_Short exercise_
Report every line in the listing that contains the string "critical".

══════════

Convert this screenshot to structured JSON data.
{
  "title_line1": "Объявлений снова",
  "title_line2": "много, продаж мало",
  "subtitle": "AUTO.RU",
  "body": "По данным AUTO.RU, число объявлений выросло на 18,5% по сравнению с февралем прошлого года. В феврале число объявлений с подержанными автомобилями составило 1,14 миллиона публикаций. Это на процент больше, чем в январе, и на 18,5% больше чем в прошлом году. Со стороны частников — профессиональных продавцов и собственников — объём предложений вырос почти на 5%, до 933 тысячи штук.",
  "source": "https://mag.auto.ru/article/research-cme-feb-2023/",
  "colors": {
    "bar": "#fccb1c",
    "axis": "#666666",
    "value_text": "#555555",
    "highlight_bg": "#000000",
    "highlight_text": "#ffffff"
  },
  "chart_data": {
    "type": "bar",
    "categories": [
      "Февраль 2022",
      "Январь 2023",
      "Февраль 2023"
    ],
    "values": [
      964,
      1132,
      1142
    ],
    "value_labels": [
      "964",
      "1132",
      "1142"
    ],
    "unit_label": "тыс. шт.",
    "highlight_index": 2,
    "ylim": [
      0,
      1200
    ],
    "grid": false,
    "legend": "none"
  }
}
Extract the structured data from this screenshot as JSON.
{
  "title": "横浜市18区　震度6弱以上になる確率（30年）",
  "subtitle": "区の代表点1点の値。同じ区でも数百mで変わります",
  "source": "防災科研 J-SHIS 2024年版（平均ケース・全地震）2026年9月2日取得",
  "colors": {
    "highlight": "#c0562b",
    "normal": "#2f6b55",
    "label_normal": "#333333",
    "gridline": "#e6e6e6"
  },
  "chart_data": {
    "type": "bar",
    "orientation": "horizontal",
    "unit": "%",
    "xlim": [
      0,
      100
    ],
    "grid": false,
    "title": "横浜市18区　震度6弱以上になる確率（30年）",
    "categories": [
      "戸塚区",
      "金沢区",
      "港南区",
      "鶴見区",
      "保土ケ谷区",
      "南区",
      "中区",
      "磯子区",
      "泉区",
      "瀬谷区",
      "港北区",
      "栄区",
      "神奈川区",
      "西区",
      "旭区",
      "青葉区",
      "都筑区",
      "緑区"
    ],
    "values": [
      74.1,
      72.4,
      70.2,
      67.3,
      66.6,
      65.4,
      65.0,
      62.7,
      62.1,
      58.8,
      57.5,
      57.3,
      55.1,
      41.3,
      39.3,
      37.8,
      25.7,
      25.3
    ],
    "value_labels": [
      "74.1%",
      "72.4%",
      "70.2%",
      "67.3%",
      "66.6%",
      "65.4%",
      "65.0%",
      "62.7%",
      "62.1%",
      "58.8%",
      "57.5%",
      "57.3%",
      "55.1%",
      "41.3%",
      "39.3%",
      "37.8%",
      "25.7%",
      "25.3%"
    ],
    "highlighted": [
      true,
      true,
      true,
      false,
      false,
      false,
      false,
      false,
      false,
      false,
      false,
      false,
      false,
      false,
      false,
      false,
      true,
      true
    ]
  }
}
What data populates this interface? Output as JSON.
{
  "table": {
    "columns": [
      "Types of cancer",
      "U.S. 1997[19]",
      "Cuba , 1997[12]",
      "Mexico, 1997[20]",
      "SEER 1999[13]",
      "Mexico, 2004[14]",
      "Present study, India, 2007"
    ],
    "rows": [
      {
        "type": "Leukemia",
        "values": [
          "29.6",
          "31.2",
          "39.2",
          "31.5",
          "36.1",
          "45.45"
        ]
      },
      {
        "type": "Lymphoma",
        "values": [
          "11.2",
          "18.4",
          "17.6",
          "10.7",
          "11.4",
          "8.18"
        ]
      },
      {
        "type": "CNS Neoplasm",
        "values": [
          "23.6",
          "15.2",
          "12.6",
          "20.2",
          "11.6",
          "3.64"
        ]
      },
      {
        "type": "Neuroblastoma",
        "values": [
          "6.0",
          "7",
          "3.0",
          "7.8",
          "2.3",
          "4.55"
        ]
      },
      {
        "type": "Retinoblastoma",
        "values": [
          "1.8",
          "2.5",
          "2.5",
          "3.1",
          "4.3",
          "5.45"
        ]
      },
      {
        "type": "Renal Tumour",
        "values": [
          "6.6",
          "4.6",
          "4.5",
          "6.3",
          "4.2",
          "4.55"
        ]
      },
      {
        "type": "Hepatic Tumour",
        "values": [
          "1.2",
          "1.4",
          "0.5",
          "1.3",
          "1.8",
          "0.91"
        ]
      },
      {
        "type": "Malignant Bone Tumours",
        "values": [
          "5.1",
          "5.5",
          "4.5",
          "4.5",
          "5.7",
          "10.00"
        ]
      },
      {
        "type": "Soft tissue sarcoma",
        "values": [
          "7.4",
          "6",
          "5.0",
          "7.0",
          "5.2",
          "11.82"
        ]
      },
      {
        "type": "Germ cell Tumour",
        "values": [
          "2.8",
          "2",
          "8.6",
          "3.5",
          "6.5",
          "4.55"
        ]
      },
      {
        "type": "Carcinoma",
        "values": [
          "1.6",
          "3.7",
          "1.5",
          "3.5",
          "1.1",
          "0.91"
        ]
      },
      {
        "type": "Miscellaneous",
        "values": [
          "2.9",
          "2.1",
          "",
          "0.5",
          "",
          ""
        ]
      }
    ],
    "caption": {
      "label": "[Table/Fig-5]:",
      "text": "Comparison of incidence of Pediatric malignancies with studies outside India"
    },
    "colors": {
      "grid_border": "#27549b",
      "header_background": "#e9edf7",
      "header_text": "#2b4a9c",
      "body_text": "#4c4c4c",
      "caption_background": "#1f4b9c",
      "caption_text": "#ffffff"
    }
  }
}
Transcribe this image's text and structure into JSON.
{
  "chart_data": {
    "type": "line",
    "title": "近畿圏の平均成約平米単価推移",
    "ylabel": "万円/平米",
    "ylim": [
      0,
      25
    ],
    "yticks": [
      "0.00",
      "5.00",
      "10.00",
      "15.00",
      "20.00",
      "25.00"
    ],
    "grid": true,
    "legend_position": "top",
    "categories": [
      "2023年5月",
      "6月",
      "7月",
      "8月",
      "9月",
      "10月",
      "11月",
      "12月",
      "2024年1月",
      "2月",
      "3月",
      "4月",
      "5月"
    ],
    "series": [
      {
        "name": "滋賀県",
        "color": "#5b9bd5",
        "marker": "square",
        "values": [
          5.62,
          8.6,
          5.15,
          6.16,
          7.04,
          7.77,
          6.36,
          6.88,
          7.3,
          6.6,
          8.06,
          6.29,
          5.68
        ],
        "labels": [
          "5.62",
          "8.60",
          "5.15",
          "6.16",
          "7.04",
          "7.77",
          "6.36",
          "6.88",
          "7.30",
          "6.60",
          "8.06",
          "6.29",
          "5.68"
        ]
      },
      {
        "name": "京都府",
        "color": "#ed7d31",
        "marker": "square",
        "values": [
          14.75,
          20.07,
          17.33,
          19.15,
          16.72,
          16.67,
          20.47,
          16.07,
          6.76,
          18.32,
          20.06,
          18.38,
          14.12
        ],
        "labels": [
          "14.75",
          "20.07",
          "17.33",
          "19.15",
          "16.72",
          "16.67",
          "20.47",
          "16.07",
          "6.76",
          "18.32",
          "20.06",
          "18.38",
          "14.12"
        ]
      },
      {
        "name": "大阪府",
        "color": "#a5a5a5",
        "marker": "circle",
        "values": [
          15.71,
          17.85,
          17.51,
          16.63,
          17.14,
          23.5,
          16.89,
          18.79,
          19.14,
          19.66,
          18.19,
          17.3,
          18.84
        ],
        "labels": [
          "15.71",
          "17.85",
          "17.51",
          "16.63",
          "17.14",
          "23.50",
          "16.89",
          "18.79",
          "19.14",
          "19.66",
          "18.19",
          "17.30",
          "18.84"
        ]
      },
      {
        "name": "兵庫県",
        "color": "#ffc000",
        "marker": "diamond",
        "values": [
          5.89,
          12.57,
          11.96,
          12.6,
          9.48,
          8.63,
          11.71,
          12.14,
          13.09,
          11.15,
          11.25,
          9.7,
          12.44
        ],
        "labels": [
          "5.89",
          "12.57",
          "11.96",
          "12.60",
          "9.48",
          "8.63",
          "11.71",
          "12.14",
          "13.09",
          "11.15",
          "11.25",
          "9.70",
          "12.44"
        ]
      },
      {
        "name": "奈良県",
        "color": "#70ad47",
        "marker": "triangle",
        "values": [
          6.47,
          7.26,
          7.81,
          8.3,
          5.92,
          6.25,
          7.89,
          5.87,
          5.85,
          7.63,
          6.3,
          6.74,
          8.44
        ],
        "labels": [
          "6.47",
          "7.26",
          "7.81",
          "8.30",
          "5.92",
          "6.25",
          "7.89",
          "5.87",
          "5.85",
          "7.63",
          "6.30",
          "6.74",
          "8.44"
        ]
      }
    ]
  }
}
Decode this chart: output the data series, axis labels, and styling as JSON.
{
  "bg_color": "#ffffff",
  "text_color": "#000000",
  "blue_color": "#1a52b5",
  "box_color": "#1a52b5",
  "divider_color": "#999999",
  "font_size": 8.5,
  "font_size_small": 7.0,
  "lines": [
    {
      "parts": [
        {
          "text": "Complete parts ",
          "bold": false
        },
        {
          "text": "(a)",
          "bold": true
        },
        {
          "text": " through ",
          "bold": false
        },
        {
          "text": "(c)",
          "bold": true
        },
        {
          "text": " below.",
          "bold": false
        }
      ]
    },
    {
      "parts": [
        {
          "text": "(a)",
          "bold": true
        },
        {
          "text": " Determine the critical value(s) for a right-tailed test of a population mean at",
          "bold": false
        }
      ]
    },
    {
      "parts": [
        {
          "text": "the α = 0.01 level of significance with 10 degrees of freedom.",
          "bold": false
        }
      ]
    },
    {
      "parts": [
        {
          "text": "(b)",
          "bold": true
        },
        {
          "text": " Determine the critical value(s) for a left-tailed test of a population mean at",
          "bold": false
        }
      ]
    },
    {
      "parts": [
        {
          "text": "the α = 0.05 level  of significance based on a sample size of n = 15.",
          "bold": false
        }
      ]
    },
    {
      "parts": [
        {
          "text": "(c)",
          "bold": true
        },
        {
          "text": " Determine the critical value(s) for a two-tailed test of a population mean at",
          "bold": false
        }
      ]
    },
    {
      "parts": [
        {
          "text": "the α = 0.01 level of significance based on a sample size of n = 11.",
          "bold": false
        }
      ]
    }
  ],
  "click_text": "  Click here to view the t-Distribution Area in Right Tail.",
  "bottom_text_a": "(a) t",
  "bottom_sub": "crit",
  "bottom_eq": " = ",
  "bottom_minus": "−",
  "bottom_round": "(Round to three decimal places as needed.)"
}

══════════

_Result of this exercise_
          "text": " Determine the critical value(s) for a right-tailed test of a population mean at",
          "text": " Determine the critical value(s) for a left-tailed test of a population mean at",
          "text": " Determine the critical value(s) for a two-tailed test of a population mean at",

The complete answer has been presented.